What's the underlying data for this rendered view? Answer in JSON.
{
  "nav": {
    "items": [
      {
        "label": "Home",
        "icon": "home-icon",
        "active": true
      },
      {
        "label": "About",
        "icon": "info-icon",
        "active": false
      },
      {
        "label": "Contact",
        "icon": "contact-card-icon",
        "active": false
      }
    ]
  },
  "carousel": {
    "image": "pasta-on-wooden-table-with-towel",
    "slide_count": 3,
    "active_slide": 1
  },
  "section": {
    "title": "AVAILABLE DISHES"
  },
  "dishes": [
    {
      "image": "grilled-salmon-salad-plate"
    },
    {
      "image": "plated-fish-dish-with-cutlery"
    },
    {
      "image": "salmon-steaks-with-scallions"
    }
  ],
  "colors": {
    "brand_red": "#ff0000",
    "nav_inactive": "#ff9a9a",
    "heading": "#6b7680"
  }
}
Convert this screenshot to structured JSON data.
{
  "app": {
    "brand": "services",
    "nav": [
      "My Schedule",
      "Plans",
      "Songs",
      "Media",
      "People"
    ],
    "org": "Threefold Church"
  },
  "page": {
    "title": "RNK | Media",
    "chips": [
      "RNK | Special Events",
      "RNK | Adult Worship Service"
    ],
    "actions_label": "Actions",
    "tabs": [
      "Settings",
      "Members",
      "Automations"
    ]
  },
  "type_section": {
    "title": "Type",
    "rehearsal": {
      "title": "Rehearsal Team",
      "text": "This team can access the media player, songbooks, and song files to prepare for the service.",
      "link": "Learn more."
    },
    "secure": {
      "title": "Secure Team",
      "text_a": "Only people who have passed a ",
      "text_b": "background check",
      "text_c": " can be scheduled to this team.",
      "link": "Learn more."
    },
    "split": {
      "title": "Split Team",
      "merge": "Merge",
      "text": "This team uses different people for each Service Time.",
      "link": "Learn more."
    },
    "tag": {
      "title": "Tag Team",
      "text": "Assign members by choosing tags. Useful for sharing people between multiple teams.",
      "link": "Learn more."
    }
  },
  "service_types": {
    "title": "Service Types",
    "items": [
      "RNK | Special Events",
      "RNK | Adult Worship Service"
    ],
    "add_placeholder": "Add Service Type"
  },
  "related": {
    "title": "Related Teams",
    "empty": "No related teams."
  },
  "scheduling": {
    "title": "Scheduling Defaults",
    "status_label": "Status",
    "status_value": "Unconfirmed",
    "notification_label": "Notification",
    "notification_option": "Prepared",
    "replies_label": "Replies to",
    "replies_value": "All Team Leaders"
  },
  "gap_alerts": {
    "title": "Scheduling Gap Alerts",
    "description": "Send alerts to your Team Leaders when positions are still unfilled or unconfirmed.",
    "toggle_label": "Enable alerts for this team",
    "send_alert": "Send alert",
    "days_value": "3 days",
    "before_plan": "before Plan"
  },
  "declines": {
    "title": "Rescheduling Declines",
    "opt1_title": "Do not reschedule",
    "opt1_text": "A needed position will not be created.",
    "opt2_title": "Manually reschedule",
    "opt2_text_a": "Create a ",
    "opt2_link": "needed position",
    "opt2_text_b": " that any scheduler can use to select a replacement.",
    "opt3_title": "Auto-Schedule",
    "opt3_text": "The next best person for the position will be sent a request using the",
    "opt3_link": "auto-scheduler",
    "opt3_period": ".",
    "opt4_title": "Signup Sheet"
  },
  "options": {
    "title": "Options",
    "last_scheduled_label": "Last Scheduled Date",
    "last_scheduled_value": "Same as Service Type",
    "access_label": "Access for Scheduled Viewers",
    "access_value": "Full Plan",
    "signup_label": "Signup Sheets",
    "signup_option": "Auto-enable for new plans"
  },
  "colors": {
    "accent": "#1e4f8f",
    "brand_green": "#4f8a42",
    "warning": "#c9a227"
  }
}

**PROBLEM TO SOLVE**
Select the lines that carry the string "with" and copy them.

**COMPLETED TASK**
    "image": "pasta-on-wooden-table-with-towel",
      "image": "plated-fish-dish-with-cutlery"
      "image": "salmon-steaks-with-scallions"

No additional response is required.